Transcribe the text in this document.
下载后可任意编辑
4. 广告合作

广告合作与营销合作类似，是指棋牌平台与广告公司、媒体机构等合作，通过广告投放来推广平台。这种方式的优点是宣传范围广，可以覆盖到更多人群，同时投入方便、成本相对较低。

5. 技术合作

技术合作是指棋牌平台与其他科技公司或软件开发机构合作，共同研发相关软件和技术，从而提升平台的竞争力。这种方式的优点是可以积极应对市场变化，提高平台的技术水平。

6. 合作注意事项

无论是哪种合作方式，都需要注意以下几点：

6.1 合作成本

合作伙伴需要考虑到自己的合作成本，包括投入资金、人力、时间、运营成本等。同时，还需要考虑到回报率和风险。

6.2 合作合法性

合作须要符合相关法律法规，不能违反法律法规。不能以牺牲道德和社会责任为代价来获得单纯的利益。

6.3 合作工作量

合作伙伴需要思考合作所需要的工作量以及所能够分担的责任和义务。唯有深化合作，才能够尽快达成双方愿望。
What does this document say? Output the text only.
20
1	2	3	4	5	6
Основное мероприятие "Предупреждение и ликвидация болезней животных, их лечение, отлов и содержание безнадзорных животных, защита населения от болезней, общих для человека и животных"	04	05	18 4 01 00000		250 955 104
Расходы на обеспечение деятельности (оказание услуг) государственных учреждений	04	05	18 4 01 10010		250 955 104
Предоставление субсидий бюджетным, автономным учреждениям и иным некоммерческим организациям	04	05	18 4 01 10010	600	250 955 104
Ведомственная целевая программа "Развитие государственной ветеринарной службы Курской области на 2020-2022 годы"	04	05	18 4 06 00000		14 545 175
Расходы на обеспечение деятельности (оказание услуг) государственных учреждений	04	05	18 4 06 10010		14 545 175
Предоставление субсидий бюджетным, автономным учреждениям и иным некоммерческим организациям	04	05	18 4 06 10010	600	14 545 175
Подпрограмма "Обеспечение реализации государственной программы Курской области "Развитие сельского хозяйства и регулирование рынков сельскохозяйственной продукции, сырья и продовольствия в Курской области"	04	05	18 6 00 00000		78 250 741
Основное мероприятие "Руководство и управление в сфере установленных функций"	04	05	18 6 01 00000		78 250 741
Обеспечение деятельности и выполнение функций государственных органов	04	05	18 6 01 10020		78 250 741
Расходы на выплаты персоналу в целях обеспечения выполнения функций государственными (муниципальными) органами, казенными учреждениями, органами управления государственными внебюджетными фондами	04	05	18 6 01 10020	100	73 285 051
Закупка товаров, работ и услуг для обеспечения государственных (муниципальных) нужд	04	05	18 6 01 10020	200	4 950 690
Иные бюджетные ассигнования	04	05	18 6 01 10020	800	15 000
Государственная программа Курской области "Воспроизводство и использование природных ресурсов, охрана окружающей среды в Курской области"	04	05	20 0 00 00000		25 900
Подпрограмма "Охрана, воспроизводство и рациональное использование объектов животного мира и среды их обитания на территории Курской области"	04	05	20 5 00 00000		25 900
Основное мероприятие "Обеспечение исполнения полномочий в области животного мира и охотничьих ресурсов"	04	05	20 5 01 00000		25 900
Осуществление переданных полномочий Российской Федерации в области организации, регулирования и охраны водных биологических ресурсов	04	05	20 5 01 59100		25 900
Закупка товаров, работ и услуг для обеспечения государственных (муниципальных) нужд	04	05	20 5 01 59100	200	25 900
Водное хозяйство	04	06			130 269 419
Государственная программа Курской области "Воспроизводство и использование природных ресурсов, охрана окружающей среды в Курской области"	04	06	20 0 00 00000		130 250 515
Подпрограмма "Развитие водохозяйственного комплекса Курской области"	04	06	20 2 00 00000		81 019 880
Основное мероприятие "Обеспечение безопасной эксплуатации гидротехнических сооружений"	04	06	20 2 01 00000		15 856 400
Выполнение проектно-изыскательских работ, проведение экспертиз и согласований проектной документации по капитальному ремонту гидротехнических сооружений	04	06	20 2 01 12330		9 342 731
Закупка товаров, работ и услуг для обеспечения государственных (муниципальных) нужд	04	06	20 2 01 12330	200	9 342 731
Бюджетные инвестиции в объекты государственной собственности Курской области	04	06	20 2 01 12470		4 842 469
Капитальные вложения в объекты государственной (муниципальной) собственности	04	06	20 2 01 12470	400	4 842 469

== EXERCISE DETAILS ==
Transcribe the data above in full, exactly.

== SOLUTION TO THIS TASK ==
Transcribe the text in this document.
下载后可任意编辑
4. 广告合作

广告合作与营销合作类似，是指棋牌平台与广告公司、媒体机构等合作，通过广告投放来推广平台。这种方式的优点是宣传范围广，可以覆盖到更多人群，同时投入方便、成本相对较低。

5. 技术合作

技术合作是指棋牌平台与其他科技公司或软件开发机构合作，共同研发相关软件和技术，从而提升平台的竞争力。这种方式的优点是可以积极应对市场变化，提高平台的技术水平。

6. 合作注意事项

无论是哪种合作方式，都需要注意以下几点：

6.1 合作成本

合作伙伴需要考虑到自己的合作成本，包括投入资金、人力、时间、运营成本等。同时，还需要考虑到回报率和风险。

6.2 合作合法性

合作须要符合相关法律法规，不能违反法律法规。不能以牺牲道德和社会责任为代价来获得单纯的利益。

6.3 合作工作量

合作伙伴需要思考合作所需要的工作量以及所能够分担的责任和义务。唯有深化合作，才能够尽快达成双方愿望。
What does this document say? Output the text only.
20
1	2	3	4	5	6
Основное мероприятие "Предупреждение и ликвидация болезней животных, их лечение, отлов и содержание безнадзорных животных, защита населения от болезней, общих для человека и животных"	04	05	18 4 01 00000		250 955 104
Расходы на обеспечение деятельности (оказание услуг) государственных учреждений	04	05	18 4 01 10010		250 955 104
Предоставление субсидий бюджетным, автономным учреждениям и иным некоммерческим организациям	04	05	18 4 01 10010	600	250 955 104
Ведомственная целевая программа "Развитие государственной ветеринарной службы Курской области на 2020-2022 годы"	04	05	18 4 06 00000		14 545 175
Расходы на обеспечение деятельности (оказание услуг) государственных учреждений	04	05	18 4 06 10010		14 545 175
Предоставление субсидий бюджетным, автономным учреждениям и иным некоммерческим организациям	04	05	18 4 06 10010	600	14 545 175
Подпрограмма "Обеспечение реализации государственной программы Курской области "Развитие сельского хозяйства и регулирование рынков сельскохозяйственной продукции, сырья и продовольствия в Курской области"	04	05	18 6 00 00000		78 250 741
Основное мероприятие "Руководство и управление в сфере установленных функций"	04	05	18 6 01 00000		78 250 741
Обеспечение деятельности и выполнение функций государственных органов	04	05	18 6 01 10020		78 250 741
Расходы на выплаты персоналу в целях обеспечения выполнения функций государственными (муниципальными) органами, казенными учреждениями, органами управления государственными внебюджетными фондами	04	05	18 6 01 10020	100	73 285 051
Закупка товаров, работ и услуг для обеспечения государственных (муниципальных) нужд	04	05	18 6 01 10020	200	4 950 690
Иные бюджетные ассигнования	04	05	18 6 01 10020	800	15 000
Государственная программа Курской области "Воспроизводство и использование природных ресурсов, охрана окружающей среды в Курской области"	04	05	20 0 00 00000		25 900
Подпрограмма "Охрана, воспроизводство и рациональное использование объектов животного мира и среды их обитания на территории Курской области"	04	05	20 5 00 00000		25 900
Основное мероприятие "Обеспечение исполнения полномочий в области животного мира и охотничьих ресурсов"	04	05	20 5 01 00000		25 900
Осуществление переданных полномочий Российской Федерации в области организации, регулирования и охраны водных биологических ресурсов	04	05	20 5 01 59100		25 900
Закупка товаров, работ и услуг для обеспечения государственных (муниципальных) нужд	04	05	20 5 01 59100	200	25 900
Водное хозяйство	04	06			130 269 419
Государственная программа Курской области "Воспроизводство и использование природных ресурсов, охрана окружающей среды в Курской области"	04	06	20 0 00 00000		130 250 515
Подпрограмма "Развитие водохозяйственного комплекса Курской области"	04	06	20 2 00 00000		81 019 880
Основное мероприятие "Обеспечение безопасной эксплуатации гидротехнических сооружений"	04	06	20 2 01 00000		15 856 400
Выполнение проектно-изыскательских работ, проведение экспертиз и согласований проектной документации по капитальному ремонту гидротехнических сооружений	04	06	20 2 01 12330		9 342 731
Закупка товаров, работ и услуг для обеспечения государственных (муниципальных) нужд	04	06	20 2 01 12330	200	9 342 731
Бюджетные инвестиции в объекты государственной собственности Курской области	04	06	20 2 01 12470		4 842 469
Капитальные вложения в объекты государственной (муниципальной) собственности	04	06	20 2 01 12470	400	4 842 469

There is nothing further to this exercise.